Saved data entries
================

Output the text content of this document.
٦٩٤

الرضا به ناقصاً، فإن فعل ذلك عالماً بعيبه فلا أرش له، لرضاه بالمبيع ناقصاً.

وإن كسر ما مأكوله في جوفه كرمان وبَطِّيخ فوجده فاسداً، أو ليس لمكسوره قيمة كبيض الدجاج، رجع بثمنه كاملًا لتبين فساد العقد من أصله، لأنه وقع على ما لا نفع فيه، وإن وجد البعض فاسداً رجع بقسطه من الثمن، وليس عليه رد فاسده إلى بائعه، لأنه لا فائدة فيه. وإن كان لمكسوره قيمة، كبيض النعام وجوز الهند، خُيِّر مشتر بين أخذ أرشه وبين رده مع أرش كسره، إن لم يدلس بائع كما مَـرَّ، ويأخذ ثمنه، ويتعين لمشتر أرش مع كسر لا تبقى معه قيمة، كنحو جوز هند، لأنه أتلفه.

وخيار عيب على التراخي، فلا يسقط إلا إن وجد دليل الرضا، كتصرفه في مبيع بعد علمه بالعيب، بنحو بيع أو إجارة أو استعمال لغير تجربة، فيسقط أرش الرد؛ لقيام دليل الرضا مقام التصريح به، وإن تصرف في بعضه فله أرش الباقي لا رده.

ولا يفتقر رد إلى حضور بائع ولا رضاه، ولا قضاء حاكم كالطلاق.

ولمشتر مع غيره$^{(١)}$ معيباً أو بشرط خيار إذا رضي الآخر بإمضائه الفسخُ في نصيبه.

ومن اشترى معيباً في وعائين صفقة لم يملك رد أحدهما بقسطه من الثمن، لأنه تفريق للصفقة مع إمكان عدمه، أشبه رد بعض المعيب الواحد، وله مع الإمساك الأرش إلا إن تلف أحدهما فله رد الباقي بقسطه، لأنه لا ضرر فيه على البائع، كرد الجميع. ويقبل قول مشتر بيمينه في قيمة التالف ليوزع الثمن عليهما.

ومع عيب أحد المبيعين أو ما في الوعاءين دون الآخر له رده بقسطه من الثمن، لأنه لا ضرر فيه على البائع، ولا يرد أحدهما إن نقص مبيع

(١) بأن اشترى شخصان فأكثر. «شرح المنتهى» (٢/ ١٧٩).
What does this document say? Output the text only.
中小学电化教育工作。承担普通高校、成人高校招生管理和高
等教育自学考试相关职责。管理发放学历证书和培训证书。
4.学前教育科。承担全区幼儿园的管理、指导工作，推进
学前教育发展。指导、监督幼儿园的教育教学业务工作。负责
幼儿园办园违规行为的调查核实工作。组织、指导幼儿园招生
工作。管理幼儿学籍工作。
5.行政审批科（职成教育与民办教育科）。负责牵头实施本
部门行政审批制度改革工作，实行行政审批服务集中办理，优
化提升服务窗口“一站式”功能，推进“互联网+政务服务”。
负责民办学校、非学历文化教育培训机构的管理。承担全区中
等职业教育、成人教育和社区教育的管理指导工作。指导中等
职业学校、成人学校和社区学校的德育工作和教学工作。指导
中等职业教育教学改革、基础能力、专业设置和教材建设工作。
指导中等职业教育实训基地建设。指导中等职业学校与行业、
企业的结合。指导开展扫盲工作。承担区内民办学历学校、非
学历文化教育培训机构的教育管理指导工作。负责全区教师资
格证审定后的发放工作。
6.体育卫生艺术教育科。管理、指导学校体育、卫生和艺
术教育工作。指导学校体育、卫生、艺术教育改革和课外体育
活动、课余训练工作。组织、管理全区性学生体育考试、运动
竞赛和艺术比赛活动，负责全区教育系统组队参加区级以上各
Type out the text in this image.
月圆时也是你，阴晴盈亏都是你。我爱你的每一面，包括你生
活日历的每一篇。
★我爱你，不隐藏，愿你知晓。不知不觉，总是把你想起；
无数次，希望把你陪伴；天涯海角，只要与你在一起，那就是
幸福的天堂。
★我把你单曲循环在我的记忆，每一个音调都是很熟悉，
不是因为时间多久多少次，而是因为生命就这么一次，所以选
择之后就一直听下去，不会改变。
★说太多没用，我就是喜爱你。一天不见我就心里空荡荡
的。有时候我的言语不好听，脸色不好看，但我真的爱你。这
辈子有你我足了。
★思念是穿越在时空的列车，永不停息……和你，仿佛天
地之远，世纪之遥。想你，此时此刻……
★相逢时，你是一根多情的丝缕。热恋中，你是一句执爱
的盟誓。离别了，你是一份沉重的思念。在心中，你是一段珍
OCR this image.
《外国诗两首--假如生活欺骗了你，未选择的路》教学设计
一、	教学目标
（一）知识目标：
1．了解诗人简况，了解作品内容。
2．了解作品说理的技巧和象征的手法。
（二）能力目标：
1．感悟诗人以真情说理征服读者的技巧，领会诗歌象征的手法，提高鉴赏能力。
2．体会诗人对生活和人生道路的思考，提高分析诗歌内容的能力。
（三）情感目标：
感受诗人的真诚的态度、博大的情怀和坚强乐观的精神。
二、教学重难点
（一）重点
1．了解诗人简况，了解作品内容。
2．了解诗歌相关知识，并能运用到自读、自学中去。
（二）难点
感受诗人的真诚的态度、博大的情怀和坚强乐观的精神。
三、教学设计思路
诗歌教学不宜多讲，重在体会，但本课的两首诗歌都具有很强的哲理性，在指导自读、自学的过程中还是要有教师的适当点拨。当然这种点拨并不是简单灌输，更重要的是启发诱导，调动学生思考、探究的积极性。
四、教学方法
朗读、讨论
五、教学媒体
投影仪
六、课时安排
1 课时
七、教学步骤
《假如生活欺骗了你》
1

================

§ Exercise goal
Reproduce the records in full, exactly as written.

§ Complete output
Output the text content of this document.
٦٩٤

الرضا به ناقصاً، فإن فعل ذلك عالماً بعيبه فلا أرش له، لرضاه بالمبيع ناقصاً.

وإن كسر ما مأكوله في جوفه كرمان وبَطِّيخ فوجده فاسداً، أو ليس لمكسوره قيمة كبيض الدجاج، رجع بثمنه كاملًا لتبين فساد العقد من أصله، لأنه وقع على ما لا نفع فيه، وإن وجد البعض فاسداً رجع بقسطه من الثمن، وليس عليه رد فاسده إلى بائعه، لأنه لا فائدة فيه. وإن كان لمكسوره قيمة، كبيض النعام وجوز الهند، خُيِّر مشتر بين أخذ أرشه وبين رده مع أرش كسره، إن لم يدلس بائع كما مَـرَّ، ويأخذ ثمنه، ويتعين لمشتر أرش مع كسر لا تبقى معه قيمة، كنحو جوز هند، لأنه أتلفه.

وخيار عيب على التراخي، فلا يسقط إلا إن وجد دليل الرضا، كتصرفه في مبيع بعد علمه بالعيب، بنحو بيع أو إجارة أو استعمال لغير تجربة، فيسقط أرش الرد؛ لقيام دليل الرضا مقام التصريح به، وإن تصرف في بعضه فله أرش الباقي لا رده.

ولا يفتقر رد إلى حضور بائع ولا رضاه، ولا قضاء حاكم كالطلاق.

ولمشتر مع غيره$^{(١)}$ معيباً أو بشرط خيار إذا رضي الآخر بإمضائه الفسخُ في نصيبه.

ومن اشترى معيباً في وعائين صفقة لم يملك رد أحدهما بقسطه من الثمن، لأنه تفريق للصفقة مع إمكان عدمه، أشبه رد بعض المعيب الواحد، وله مع الإمساك الأرش إلا إن تلف أحدهما فله رد الباقي بقسطه، لأنه لا ضرر فيه على البائع، كرد الجميع. ويقبل قول مشتر بيمينه في قيمة التالف ليوزع الثمن عليهما.

ومع عيب أحد المبيعين أو ما في الوعاءين دون الآخر له رده بقسطه من الثمن، لأنه لا ضرر فيه على البائع، ولا يرد أحدهما إن نقص مبيع

(١) بأن اشترى شخصان فأكثر. «شرح المنتهى» (٢/ ١٧٩).
What does this document say? Output the text only.
中小学电化教育工作。承担普通高校、成人高校招生管理和高
等教育自学考试相关职责。管理发放学历证书和培训证书。
4.学前教育科。承担全区幼儿园的管理、指导工作，推进
学前教育发展。指导、监督幼儿园的教育教学业务工作。负责
幼儿园办园违规行为的调查核实工作。组织、指导幼儿园招生
工作。管理幼儿学籍工作。
5.行政审批科（职成教育与民办教育科）。负责牵头实施本
部门行政审批制度改革工作，实行行政审批服务集中办理，优
化提升服务窗口“一站式”功能，推进“互联网+政务服务”。
负责民办学校、非学历文化教育培训机构的管理。承担全区中
等职业教育、成人教育和社区教育的管理指导工作。指导中等
职业学校、成人学校和社区学校的德育工作和教学工作。指导
中等职业教育教学改革、基础能力、专业设置和教材建设工作。
指导中等职业教育实训基地建设。指导中等职业学校与行业、
企业的结合。指导开展扫盲工作。承担区内民办学历学校、非
学历文化教育培训机构的教育管理指导工作。负责全区教师资
格证审定后的发放工作。
6.体育卫生艺术教育科。管理、指导学校体育、卫生和艺
术教育工作。指导学校体育、卫生、艺术教育改革和课外体育
活动、课余训练工作。组织、管理全区性学生体育考试、运动
竞赛和艺术比赛活动，负责全区教育系统组队参加区级以上各
Type out the text in this image.
月圆时也是你，阴晴盈亏都是你。我爱你的每一面，包括你生
活日历的每一篇。
★我爱你，不隐藏，愿你知晓。不知不觉，总是把你想起；
无数次，希望把你陪伴；天涯海角，只要与你在一起，那就是
幸福的天堂。
★我把你单曲循环在我的记忆，每一个音调都是很熟悉，
不是因为时间多久多少次，而是因为生命就这么一次，所以选
择之后就一直听下去，不会改变。
★说太多没用，我就是喜爱你。一天不见我就心里空荡荡
的。有时候我的言语不好听，脸色不好看，但我真的爱你。这
辈子有你我足了。
★思念是穿越在时空的列车，永不停息……和你，仿佛天
地之远，世纪之遥。想你，此时此刻……
★相逢时，你是一根多情的丝缕。热恋中，你是一句执爱
的盟誓。离别了，你是一份沉重的思念。在心中，你是一段珍
OCR this image.
《外国诗两首--假如生活欺骗了你，未选择的路》教学设计
一、	教学目标
（一）知识目标：
1．了解诗人简况，了解作品内容。
2．了解作品说理的技巧和象征的手法。
（二）能力目标：
1．感悟诗人以真情说理征服读者的技巧，领会诗歌象征的手法，提高鉴赏能力。
2．体会诗人对生活和人生道路的思考，提高分析诗歌内容的能力。
（三）情感目标：
感受诗人的真诚的态度、博大的情怀和坚强乐观的精神。
二、教学重难点
（一）重点
1．了解诗人简况，了解作品内容。
2．了解诗歌相关知识，并能运用到自读、自学中去。
（二）难点
感受诗人的真诚的态度、博大的情怀和坚强乐观的精神。
三、教学设计思路
诗歌教学不宜多讲，重在体会，但本课的两首诗歌都具有很强的哲理性，在指导自读、自学的过程中还是要有教师的适当点拨。当然这种点拨并不是简单灌输，更重要的是启发诱导，调动学生思考、探究的积极性。
四、教学方法
朗读、讨论
五、教学媒体
投影仪
六、课时安排
1 课时
七、教学步骤
《假如生活欺骗了你》
1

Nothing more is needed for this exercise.